(Collected data entries)
•••

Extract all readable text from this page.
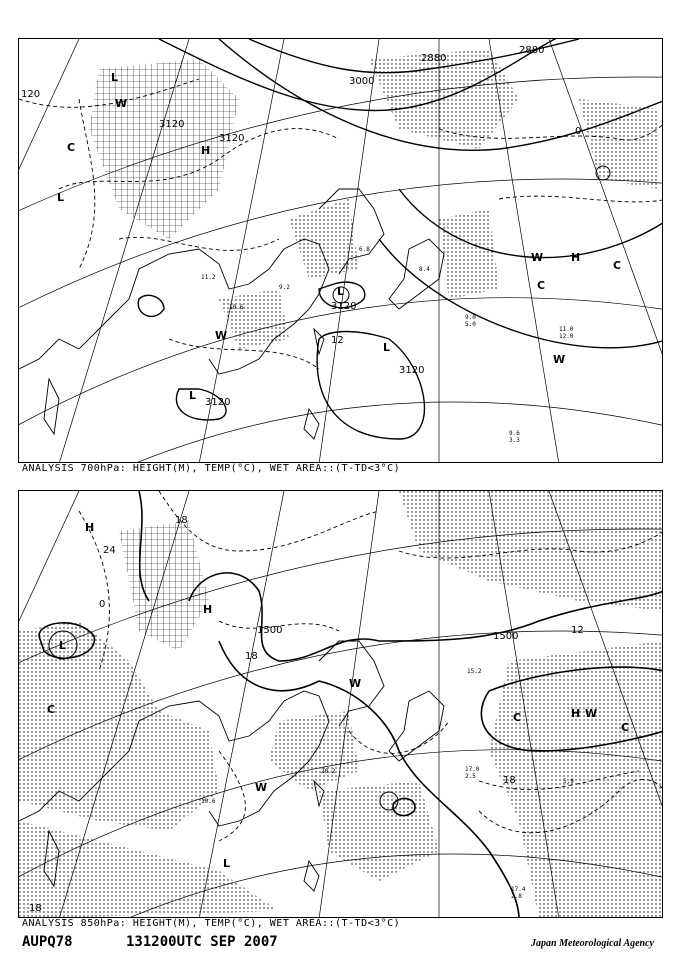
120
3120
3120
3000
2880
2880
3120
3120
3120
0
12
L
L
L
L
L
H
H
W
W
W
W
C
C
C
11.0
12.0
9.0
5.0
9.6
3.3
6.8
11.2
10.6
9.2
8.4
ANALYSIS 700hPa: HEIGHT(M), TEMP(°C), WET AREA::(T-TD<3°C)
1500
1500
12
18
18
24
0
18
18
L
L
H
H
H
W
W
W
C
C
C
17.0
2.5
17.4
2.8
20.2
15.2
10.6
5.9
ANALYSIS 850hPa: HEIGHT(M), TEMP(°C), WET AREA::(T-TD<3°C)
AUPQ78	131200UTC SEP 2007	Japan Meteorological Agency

•••

Pictures are not part of the copy; output everything else in the records exactly.

§ WRITTEN RESPONSE
Extract all readable text from this page.
120
3120
3120
3000
2880
2880
3120
3120
3120
0
12
L
L
L
L
L
H
H
W
W
W
W
C
C
C
11.0
12.0
9.0
5.0
9.6
3.3
6.8
11.2
10.6
9.2
8.4
ANALYSIS 700hPa: HEIGHT(M), TEMP(°C), WET AREA::(T-TD<3°C)
1500
1500
12
18
18
24
0
18
18
L
L
H
H
H
W
W
W
C
C
C
17.0
2.5
17.4
2.8
20.2
15.2
10.6
5.9
ANALYSIS 850hPa: HEIGHT(M), TEMP(°C), WET AREA::(T-TD<3°C)
AUPQ78	131200UTC SEP 2007	Japan Meteorological Agency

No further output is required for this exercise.